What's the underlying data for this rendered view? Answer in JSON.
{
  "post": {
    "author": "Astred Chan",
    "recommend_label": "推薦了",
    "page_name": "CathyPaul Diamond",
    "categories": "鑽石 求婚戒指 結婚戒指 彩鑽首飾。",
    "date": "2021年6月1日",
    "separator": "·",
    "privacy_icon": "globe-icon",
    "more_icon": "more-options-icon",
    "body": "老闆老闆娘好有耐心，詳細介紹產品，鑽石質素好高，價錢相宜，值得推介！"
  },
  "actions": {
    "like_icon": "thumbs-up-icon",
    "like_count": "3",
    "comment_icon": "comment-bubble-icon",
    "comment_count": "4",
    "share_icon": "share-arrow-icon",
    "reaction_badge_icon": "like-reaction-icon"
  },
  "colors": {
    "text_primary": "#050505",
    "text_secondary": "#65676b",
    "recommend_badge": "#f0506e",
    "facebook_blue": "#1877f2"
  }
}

Short exercise » Output the records exactly, including every line.

Answer to this task »
What's the underlying data for this rendered view? Answer in JSON.
{
  "post": {
    "author": "Astred Chan",
    "recommend_label": "推薦了",
    "page_name": "CathyPaul Diamond",
    "categories": "鑽石 求婚戒指 結婚戒指 彩鑽首飾。",
    "date": "2021年6月1日",
    "separator": "·",
    "privacy_icon": "globe-icon",
    "more_icon": "more-options-icon",
    "body": "老闆老闆娘好有耐心，詳細介紹產品，鑽石質素好高，價錢相宜，值得推介！"
  },
  "actions": {
    "like_icon": "thumbs-up-icon",
    "like_count": "3",
    "comment_icon": "comment-bubble-icon",
    "comment_count": "4",
    "share_icon": "share-arrow-icon",
    "reaction_badge_icon": "like-reaction-icon"
  },
  "colors": {
    "text_primary": "#050505",
    "text_secondary": "#65676b",
    "recommend_badge": "#f0506e",
    "facebook_blue": "#1877f2"
  }
}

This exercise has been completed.